GIVEN TASK => Copy out every item below line by line, changing nothing.

SOURCE MATERIAL =>
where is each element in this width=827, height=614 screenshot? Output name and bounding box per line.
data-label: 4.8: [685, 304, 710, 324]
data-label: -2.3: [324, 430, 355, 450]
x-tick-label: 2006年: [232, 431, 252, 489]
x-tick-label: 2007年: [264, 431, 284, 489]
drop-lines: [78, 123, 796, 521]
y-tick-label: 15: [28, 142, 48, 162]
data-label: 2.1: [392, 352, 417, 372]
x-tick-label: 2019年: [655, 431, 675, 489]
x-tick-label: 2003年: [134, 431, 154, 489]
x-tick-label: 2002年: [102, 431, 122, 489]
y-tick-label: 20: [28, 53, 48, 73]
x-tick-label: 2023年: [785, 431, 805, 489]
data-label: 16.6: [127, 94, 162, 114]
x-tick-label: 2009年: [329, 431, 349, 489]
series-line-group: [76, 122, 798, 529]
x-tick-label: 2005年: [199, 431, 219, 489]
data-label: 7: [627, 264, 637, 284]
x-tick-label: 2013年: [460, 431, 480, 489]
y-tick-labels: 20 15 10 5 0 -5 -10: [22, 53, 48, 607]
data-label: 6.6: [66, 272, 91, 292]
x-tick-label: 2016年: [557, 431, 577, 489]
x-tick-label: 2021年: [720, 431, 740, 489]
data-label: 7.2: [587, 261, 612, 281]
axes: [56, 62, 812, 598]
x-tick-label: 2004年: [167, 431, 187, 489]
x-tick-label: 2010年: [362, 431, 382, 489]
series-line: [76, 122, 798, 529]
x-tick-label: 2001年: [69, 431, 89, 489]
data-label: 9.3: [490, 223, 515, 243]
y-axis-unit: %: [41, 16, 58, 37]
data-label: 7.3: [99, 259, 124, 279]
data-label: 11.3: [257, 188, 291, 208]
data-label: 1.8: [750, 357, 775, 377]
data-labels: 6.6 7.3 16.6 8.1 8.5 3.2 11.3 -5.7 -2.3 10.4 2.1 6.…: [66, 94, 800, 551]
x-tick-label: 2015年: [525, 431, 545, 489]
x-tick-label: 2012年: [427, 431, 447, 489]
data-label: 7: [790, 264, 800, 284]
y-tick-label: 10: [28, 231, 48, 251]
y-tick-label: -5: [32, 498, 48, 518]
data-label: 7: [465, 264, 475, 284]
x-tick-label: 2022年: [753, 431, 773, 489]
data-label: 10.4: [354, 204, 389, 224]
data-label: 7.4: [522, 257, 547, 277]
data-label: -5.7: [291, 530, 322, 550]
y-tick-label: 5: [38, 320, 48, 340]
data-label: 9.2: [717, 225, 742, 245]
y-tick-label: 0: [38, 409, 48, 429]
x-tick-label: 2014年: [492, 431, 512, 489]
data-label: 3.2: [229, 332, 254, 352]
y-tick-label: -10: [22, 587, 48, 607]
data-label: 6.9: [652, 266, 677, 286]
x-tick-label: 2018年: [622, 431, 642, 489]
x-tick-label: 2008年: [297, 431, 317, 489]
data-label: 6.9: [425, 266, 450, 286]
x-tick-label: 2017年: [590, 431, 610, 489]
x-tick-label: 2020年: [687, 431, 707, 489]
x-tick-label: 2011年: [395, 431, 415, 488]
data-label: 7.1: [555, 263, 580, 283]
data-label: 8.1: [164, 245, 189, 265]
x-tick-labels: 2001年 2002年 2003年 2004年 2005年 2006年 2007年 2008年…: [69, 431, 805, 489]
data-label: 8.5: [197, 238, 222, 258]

ANSWER =>
where is each element in this width=827, height=614 screenshot? Output name and bounding box per line.
data-label: 4.8: [685, 304, 710, 324]
data-label: -2.3: [324, 430, 355, 450]
x-tick-label: 2006年: [232, 431, 252, 489]
x-tick-label: 2007年: [264, 431, 284, 489]
drop-lines: [78, 123, 796, 521]
y-tick-label: 15: [28, 142, 48, 162]
data-label: 2.1: [392, 352, 417, 372]
x-tick-label: 2019年: [655, 431, 675, 489]
x-tick-label: 2003年: [134, 431, 154, 489]
x-tick-label: 2002年: [102, 431, 122, 489]
y-tick-label: 20: [28, 53, 48, 73]
x-tick-label: 2023年: [785, 431, 805, 489]
data-label: 16.6: [127, 94, 162, 114]
x-tick-label: 2009年: [329, 431, 349, 489]
series-line-group: [76, 122, 798, 529]
x-tick-label: 2005年: [199, 431, 219, 489]
data-label: 7: [627, 264, 637, 284]
x-tick-label: 2013年: [460, 431, 480, 489]
y-tick-labels: 20 15 10 5 0 -5 -10: [22, 53, 48, 607]
data-label: 6.6: [66, 272, 91, 292]
x-tick-label: 2016年: [557, 431, 577, 489]
x-tick-label: 2021年: [720, 431, 740, 489]
data-label: 7.2: [587, 261, 612, 281]
axes: [56, 62, 812, 598]
x-tick-label: 2004年: [167, 431, 187, 489]
x-tick-label: 2010年: [362, 431, 382, 489]
series-line: [76, 122, 798, 529]
x-tick-label: 2001年: [69, 431, 89, 489]
data-label: 9.3: [490, 223, 515, 243]
y-axis-unit: %: [41, 16, 58, 37]
data-label: 7.3: [99, 259, 124, 279]
data-label: 11.3: [257, 188, 291, 208]
data-label: 1.8: [750, 357, 775, 377]
data-labels: 6.6 7.3 16.6 8.1 8.5 3.2 11.3 -5.7 -2.3 10.4 2.1 6.…: [66, 94, 800, 551]
x-tick-label: 2015年: [525, 431, 545, 489]
x-tick-label: 2012年: [427, 431, 447, 489]
data-label: 7: [790, 264, 800, 284]
y-tick-label: 10: [28, 231, 48, 251]
y-tick-label: -5: [32, 498, 48, 518]
data-label: 7: [465, 264, 475, 284]
x-tick-label: 2022年: [753, 431, 773, 489]
data-label: 10.4: [354, 204, 389, 224]
data-label: 7.4: [522, 257, 547, 277]
data-label: -5.7: [291, 530, 322, 550]
y-tick-label: 5: [38, 320, 48, 340]
data-label: 9.2: [717, 225, 742, 245]
y-tick-label: 0: [38, 409, 48, 429]
x-tick-label: 2014年: [492, 431, 512, 489]
data-label: 3.2: [229, 332, 254, 352]
y-tick-label: -10: [22, 587, 48, 607]
data-label: 6.9: [652, 266, 677, 286]
x-tick-label: 2018年: [622, 431, 642, 489]
x-tick-label: 2008年: [297, 431, 317, 489]
data-label: 6.9: [425, 266, 450, 286]
x-tick-label: 2017年: [590, 431, 610, 489]
x-tick-label: 2020年: [687, 431, 707, 489]
x-tick-label: 2011年: [395, 431, 415, 488]
data-label: 7.1: [555, 263, 580, 283]
data-label: 8.1: [164, 245, 189, 265]
x-tick-labels: 2001年 2002年 2003年 2004年 2005年 2006年 2007年 2008年…: [69, 431, 805, 489]
data-label: 8.5: [197, 238, 222, 258]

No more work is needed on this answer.